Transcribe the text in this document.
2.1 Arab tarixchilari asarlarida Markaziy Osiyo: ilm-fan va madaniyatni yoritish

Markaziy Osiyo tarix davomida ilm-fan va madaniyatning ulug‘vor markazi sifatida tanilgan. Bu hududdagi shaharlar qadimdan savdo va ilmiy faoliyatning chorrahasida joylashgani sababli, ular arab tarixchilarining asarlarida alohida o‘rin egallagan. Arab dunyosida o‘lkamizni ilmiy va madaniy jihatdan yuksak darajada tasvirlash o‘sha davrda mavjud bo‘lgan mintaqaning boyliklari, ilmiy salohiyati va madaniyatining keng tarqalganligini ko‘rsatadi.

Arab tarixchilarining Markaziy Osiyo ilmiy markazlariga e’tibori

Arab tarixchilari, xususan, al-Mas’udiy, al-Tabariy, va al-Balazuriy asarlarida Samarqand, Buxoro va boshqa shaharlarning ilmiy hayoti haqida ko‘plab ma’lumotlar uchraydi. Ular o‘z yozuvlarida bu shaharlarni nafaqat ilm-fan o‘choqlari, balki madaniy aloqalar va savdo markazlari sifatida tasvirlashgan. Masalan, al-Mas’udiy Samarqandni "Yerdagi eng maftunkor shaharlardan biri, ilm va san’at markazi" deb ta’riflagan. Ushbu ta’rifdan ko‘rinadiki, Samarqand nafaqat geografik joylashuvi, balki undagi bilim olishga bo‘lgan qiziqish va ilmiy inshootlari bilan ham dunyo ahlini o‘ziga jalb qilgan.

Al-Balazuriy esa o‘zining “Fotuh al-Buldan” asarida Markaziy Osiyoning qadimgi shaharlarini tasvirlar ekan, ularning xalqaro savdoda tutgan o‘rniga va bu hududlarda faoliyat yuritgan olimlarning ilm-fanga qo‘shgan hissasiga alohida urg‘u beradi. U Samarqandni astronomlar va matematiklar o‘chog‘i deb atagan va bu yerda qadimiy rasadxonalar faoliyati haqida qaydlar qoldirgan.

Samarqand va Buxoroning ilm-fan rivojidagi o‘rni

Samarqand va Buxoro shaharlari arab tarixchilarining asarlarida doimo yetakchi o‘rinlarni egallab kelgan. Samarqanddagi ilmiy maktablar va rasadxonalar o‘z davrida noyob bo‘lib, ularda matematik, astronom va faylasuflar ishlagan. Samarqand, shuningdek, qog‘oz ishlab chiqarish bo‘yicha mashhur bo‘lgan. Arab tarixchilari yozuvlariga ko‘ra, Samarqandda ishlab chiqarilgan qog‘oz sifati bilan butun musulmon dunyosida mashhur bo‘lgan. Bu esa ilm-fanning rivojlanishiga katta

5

### Exercise task:
Report only the number of lines that hold the word "rasadxonalar".

### Answer to this task:
2